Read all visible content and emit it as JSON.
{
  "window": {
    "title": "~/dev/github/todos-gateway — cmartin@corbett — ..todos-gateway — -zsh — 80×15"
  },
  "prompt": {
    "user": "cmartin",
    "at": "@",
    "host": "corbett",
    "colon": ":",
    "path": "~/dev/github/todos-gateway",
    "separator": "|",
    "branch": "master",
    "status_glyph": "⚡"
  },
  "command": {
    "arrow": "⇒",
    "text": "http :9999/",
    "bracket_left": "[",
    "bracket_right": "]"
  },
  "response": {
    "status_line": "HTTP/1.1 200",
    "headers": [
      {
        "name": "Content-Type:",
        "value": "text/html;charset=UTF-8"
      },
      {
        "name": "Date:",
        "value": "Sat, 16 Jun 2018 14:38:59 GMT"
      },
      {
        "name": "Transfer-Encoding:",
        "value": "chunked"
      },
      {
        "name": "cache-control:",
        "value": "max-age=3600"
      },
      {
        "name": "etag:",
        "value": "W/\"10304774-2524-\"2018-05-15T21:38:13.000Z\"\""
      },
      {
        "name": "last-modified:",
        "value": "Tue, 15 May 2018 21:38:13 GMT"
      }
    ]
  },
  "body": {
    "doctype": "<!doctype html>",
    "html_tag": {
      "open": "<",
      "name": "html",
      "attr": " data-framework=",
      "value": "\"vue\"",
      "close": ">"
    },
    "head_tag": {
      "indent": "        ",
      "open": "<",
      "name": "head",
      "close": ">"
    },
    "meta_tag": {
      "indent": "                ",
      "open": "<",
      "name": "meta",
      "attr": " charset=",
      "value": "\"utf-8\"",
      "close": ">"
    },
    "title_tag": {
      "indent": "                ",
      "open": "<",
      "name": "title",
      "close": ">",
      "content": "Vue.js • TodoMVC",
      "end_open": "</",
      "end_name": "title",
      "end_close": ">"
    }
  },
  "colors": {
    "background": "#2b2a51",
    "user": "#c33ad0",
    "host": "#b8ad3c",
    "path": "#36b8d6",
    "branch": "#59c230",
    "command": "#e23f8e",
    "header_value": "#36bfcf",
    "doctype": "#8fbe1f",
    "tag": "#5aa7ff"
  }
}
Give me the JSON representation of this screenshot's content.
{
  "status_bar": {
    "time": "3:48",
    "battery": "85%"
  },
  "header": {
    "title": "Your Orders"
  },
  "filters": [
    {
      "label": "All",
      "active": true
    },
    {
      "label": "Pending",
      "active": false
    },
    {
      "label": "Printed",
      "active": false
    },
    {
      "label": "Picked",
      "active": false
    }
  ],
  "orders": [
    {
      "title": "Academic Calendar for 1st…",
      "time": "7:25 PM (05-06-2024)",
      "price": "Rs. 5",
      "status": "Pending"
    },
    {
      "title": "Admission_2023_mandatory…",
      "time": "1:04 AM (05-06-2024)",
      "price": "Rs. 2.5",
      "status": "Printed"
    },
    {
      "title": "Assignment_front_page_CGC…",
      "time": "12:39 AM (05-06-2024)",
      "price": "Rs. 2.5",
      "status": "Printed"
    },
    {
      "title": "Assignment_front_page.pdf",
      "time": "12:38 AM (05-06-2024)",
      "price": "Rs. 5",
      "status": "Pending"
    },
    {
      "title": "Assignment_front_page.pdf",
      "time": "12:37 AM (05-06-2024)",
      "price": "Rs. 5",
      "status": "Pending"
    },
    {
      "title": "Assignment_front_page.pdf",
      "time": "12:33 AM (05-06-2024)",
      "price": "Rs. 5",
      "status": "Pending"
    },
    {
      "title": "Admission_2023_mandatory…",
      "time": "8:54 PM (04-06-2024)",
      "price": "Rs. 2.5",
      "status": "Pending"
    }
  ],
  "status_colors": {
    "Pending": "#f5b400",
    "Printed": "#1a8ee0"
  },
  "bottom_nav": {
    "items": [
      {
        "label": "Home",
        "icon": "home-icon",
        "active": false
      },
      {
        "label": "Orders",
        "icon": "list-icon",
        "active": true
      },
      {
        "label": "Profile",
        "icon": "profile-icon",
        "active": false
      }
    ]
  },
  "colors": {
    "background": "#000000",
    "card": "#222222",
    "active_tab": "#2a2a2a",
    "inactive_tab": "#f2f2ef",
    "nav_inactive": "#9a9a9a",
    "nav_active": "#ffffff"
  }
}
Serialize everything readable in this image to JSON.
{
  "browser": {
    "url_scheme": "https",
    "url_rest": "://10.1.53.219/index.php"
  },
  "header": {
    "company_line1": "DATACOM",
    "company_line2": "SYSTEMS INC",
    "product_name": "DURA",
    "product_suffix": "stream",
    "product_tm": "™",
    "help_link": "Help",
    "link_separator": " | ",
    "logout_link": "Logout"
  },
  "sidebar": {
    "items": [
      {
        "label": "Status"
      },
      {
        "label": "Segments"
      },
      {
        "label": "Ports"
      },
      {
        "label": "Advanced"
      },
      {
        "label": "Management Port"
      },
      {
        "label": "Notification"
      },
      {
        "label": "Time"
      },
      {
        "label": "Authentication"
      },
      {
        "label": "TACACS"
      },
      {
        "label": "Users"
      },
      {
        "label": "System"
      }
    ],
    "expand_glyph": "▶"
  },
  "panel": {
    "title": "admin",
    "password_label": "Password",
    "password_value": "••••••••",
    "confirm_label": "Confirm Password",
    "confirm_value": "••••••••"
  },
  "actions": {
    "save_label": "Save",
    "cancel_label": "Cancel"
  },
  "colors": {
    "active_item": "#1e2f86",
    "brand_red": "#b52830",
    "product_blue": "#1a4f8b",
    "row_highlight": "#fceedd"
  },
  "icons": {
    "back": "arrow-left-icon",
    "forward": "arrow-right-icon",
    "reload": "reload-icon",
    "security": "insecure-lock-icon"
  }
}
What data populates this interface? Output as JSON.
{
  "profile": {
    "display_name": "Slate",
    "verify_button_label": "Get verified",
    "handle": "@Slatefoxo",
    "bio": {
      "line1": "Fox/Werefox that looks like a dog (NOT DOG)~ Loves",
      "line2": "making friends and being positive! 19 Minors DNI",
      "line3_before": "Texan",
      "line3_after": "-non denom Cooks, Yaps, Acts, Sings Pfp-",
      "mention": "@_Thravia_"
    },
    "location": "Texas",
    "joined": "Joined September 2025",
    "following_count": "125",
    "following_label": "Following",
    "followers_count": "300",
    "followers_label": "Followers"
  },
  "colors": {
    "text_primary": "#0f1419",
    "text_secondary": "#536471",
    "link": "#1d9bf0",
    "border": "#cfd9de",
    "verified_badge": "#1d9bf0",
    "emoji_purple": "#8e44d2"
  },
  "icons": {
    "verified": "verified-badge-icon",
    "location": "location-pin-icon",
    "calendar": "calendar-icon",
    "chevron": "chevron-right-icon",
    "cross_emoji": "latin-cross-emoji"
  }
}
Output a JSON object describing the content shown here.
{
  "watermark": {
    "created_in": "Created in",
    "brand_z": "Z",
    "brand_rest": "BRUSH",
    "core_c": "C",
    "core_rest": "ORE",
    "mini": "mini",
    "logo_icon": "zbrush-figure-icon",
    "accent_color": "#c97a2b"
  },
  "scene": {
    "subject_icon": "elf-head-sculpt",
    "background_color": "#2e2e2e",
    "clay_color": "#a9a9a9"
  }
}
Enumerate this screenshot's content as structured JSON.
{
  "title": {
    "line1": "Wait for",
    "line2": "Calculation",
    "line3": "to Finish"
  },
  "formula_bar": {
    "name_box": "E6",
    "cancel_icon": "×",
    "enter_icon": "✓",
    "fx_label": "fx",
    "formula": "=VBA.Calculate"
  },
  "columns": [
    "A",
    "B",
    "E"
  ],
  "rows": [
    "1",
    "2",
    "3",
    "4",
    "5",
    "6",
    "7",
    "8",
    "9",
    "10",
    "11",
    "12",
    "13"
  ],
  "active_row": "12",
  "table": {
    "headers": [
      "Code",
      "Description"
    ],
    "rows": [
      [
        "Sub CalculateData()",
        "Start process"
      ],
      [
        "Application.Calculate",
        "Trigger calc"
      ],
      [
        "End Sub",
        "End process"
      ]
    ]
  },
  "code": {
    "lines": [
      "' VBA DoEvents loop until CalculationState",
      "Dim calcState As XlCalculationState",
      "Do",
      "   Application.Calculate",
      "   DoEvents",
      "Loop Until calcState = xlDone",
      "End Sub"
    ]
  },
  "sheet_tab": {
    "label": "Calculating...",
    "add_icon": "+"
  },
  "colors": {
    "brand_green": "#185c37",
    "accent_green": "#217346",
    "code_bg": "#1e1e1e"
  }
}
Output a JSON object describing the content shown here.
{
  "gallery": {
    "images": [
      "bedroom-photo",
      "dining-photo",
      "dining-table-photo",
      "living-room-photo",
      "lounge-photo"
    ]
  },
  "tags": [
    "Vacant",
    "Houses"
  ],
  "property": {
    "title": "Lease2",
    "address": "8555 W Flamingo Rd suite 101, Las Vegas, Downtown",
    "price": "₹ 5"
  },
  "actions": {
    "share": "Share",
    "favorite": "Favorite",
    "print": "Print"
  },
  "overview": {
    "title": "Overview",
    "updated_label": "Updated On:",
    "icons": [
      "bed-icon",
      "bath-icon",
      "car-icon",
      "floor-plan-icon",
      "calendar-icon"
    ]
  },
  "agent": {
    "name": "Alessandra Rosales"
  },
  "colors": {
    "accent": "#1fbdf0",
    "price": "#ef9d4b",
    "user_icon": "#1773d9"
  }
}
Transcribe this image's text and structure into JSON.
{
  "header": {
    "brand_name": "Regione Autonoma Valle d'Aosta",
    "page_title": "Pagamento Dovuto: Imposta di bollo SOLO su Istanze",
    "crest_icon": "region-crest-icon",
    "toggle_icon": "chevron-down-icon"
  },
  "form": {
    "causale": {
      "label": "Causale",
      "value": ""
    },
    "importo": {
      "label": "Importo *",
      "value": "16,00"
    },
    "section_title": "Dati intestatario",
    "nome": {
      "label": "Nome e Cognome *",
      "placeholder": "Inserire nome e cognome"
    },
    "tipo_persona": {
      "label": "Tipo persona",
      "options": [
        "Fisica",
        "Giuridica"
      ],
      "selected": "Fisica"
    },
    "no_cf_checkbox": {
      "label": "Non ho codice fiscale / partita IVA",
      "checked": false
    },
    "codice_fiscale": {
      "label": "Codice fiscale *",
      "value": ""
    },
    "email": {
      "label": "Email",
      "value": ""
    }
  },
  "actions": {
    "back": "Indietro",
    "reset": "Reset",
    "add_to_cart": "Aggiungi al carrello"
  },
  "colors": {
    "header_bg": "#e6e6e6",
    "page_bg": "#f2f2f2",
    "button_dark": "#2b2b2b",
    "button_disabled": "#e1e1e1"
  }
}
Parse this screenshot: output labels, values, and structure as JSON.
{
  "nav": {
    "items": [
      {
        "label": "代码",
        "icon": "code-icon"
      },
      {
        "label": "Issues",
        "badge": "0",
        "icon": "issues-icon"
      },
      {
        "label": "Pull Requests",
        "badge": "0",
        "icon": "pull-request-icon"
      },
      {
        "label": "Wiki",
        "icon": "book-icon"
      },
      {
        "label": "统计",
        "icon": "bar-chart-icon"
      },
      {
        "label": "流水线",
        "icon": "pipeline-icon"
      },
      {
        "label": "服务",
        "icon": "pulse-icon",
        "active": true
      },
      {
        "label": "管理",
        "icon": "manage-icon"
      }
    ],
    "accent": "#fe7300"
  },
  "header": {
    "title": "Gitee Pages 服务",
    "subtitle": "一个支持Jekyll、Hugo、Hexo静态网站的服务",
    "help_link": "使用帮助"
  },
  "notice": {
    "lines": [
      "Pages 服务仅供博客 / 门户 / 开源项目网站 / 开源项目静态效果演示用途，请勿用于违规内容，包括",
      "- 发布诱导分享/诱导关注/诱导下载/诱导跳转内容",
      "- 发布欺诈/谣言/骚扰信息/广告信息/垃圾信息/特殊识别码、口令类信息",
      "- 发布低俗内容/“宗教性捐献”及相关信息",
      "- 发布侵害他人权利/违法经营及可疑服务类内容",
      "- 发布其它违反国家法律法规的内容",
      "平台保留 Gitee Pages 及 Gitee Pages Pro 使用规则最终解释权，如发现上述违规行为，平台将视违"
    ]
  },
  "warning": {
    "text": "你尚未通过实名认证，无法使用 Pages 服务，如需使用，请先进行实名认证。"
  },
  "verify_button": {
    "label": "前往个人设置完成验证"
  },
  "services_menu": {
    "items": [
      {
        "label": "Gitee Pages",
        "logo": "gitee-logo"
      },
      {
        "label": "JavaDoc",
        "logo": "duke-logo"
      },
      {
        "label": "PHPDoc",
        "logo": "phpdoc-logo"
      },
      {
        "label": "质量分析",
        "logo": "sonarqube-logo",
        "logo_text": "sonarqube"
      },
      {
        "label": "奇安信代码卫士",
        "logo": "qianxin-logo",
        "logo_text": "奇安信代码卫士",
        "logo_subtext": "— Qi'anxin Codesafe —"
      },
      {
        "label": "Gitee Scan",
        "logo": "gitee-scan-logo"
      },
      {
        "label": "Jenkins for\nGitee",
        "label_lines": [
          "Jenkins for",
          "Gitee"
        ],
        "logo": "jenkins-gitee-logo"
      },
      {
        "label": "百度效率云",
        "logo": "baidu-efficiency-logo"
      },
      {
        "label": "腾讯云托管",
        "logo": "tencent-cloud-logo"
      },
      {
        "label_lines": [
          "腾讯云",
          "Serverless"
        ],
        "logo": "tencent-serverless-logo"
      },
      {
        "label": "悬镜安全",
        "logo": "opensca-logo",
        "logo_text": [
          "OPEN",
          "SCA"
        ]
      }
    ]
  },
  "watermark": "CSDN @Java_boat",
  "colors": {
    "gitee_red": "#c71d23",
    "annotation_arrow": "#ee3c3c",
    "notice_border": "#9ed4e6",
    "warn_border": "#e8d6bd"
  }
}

--------------------

### Exercise requirements
Search the data for "todos". Copy every line that has it.

### Exercise result
    "title": "~/dev/github/todos-gateway — cmartin@corbett — ..todos-gateway — -zsh — 80×15"
    "path": "~/dev/github/todos-gateway",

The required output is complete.